══ LISTED RECORDS
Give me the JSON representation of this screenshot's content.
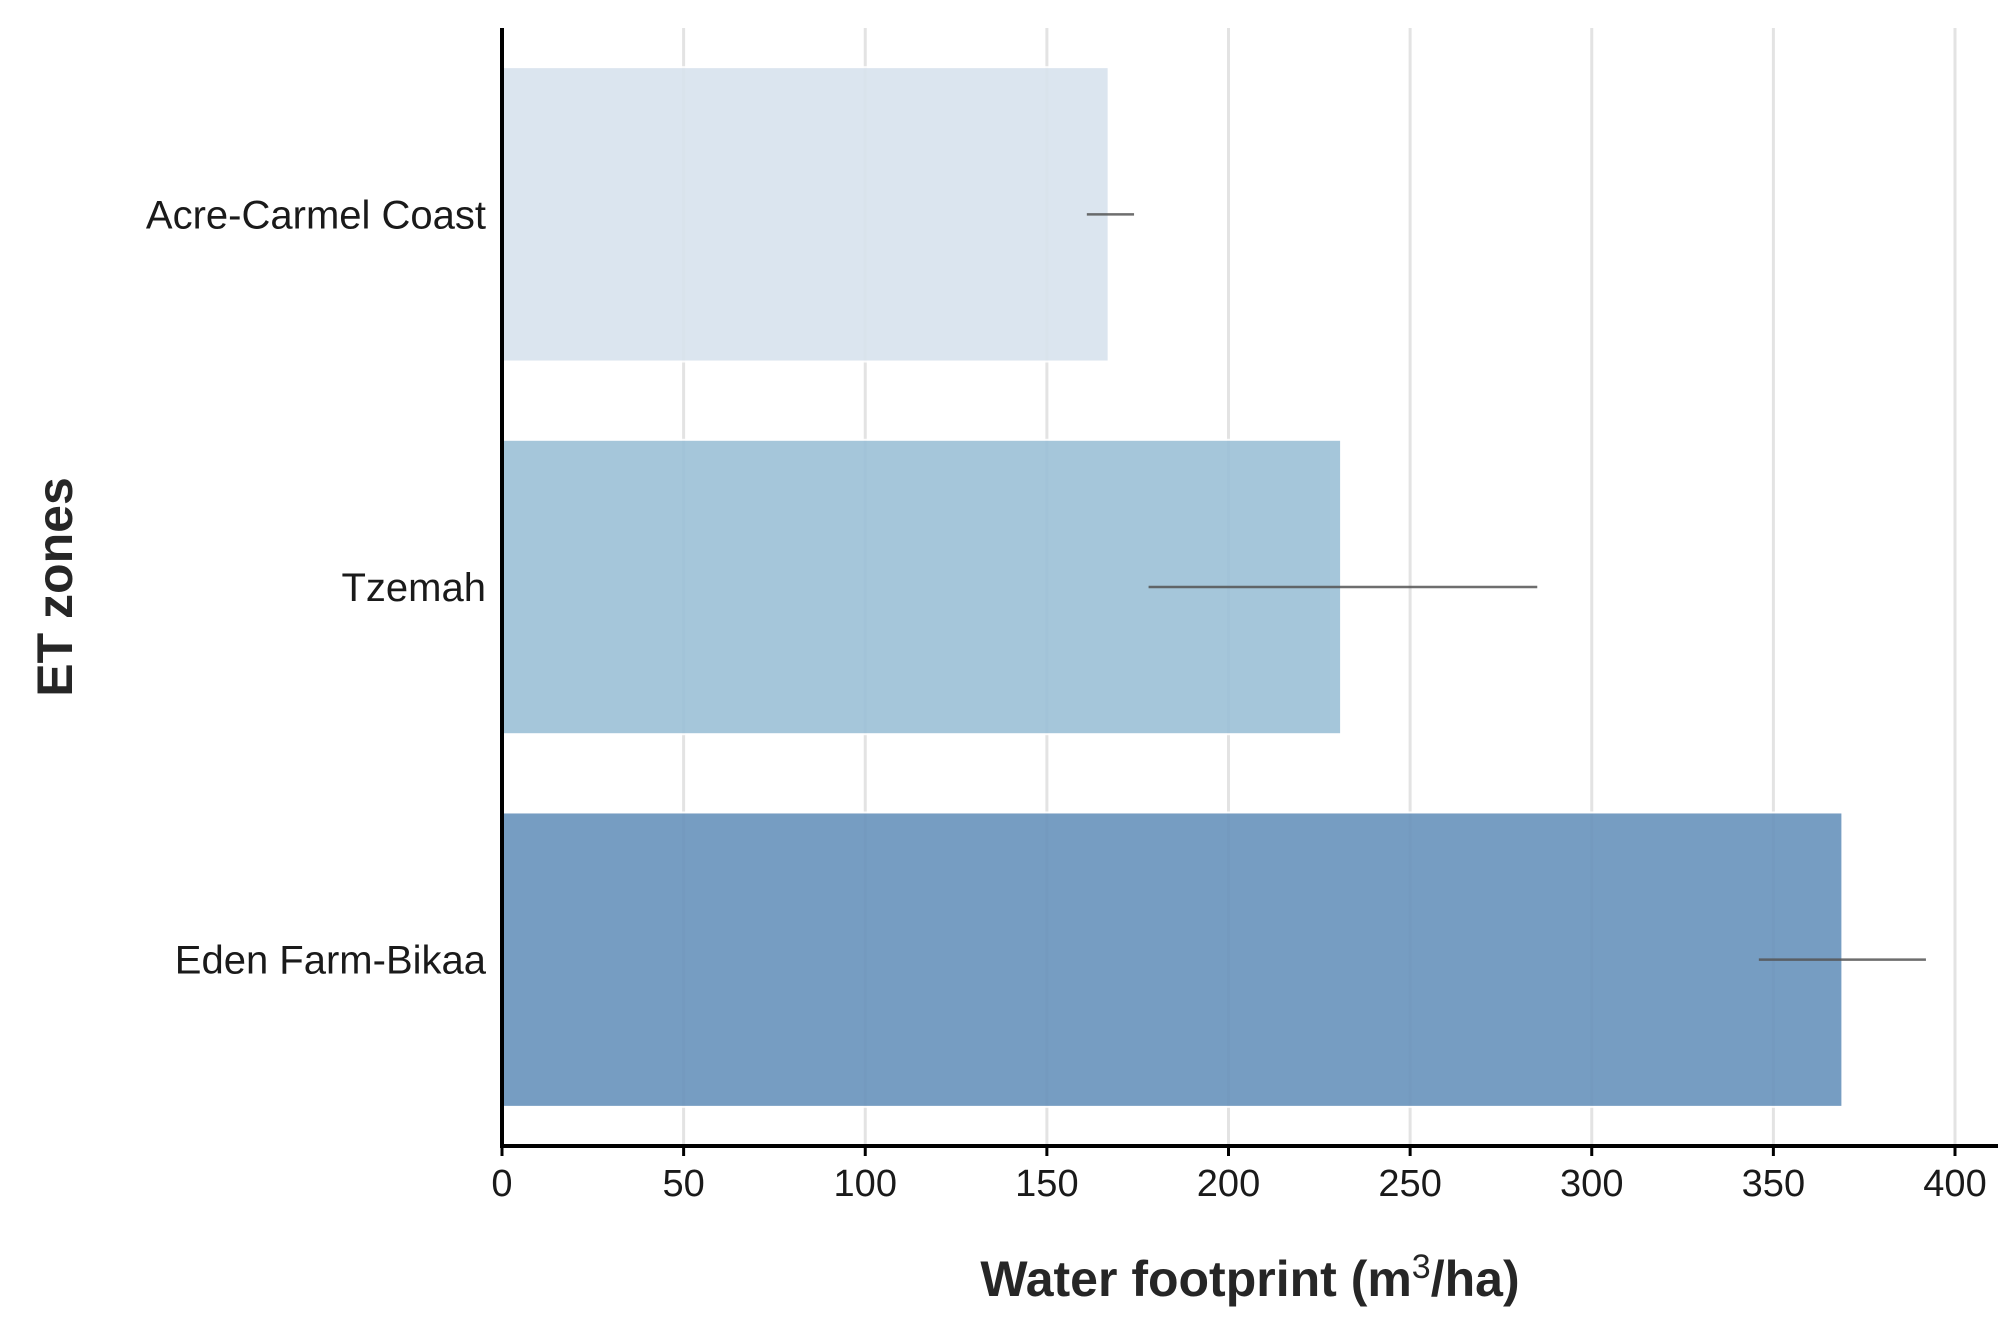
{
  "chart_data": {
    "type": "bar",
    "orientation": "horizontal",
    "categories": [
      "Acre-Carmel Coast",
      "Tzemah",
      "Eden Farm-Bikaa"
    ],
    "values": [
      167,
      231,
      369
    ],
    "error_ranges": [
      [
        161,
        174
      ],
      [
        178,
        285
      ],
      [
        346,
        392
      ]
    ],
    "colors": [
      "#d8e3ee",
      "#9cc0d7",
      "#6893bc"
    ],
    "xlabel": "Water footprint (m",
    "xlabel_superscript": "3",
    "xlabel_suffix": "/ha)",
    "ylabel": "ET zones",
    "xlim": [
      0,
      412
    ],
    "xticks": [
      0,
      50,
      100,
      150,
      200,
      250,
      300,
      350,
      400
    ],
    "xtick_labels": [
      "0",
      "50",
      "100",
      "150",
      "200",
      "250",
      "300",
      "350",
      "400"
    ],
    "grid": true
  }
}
════
▶ WRITTEN PROBLEM: Quote every line of the records above exactly; no picture is to be copied.

▶ RESPONSE TO THE TASK:
Give me the JSON representation of this screenshot's content.
{
  "chart_data": {
    "type": "bar",
    "orientation": "horizontal",
    "categories": [
      "Acre-Carmel Coast",
      "Tzemah",
      "Eden Farm-Bikaa"
    ],
    "values": [
      167,
      231,
      369
    ],
    "error_ranges": [
      [
        161,
        174
      ],
      [
        178,
        285
      ],
      [
        346,
        392
      ]
    ],
    "colors": [
      "#d8e3ee",
      "#9cc0d7",
      "#6893bc"
    ],
    "xlabel": "Water footprint (m",
    "xlabel_superscript": "3",
    "xlabel_suffix": "/ha)",
    "ylabel": "ET zones",
    "xlim": [
      0,
      412
    ],
    "xticks": [
      0,
      50,
      100,
      150,
      200,
      250,
      300,
      350,
      400
    ],
    "xtick_labels": [
      "0",
      "50",
      "100",
      "150",
      "200",
      "250",
      "300",
      "350",
      "400"
    ],
    "grid": true
  }
}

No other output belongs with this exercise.